▶ _DIRECTIONS FOR THIS TASK_
Scan the records below for the word "marker" and give only the number of lines that hold it.

Stored items from a collection:
——
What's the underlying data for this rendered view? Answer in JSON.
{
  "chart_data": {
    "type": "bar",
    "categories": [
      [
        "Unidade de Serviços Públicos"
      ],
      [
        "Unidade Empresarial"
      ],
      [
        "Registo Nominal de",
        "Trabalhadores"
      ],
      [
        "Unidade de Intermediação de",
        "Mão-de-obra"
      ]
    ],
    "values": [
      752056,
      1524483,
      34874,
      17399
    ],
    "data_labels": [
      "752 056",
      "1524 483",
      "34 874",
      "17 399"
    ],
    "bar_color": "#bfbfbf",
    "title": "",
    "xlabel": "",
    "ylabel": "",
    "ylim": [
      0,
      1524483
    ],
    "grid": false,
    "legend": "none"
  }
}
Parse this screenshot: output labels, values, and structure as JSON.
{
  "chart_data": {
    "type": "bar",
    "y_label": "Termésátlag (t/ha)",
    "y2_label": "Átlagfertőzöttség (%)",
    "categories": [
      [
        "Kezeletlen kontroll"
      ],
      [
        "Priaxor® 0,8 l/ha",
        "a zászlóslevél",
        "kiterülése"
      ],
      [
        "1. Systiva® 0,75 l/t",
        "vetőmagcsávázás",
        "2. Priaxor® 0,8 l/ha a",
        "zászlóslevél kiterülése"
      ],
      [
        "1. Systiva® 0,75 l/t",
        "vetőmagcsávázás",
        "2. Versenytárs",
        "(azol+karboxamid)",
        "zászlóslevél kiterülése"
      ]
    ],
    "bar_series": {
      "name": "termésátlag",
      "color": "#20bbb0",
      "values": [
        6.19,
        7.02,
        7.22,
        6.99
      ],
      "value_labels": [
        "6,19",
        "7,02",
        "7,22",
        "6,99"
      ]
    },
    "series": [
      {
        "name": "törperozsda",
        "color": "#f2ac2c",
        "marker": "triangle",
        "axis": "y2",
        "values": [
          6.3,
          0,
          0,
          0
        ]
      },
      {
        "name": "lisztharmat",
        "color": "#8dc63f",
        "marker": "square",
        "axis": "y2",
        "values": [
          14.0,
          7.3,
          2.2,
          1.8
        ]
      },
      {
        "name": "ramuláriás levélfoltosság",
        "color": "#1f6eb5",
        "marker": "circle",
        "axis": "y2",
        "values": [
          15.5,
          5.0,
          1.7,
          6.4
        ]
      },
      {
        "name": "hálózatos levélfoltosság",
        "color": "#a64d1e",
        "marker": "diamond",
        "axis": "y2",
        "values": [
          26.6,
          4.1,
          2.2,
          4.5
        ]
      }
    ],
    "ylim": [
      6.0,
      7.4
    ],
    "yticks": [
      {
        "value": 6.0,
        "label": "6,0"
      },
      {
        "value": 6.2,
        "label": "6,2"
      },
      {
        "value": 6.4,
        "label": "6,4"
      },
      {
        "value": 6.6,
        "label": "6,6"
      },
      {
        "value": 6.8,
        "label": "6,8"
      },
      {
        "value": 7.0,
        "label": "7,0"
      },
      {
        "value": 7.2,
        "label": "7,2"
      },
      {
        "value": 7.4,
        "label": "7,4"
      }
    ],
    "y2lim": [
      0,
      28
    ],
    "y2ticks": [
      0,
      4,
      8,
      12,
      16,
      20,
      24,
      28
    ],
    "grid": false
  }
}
——
▶ _ANSWER TO THIS EXERCISE_
4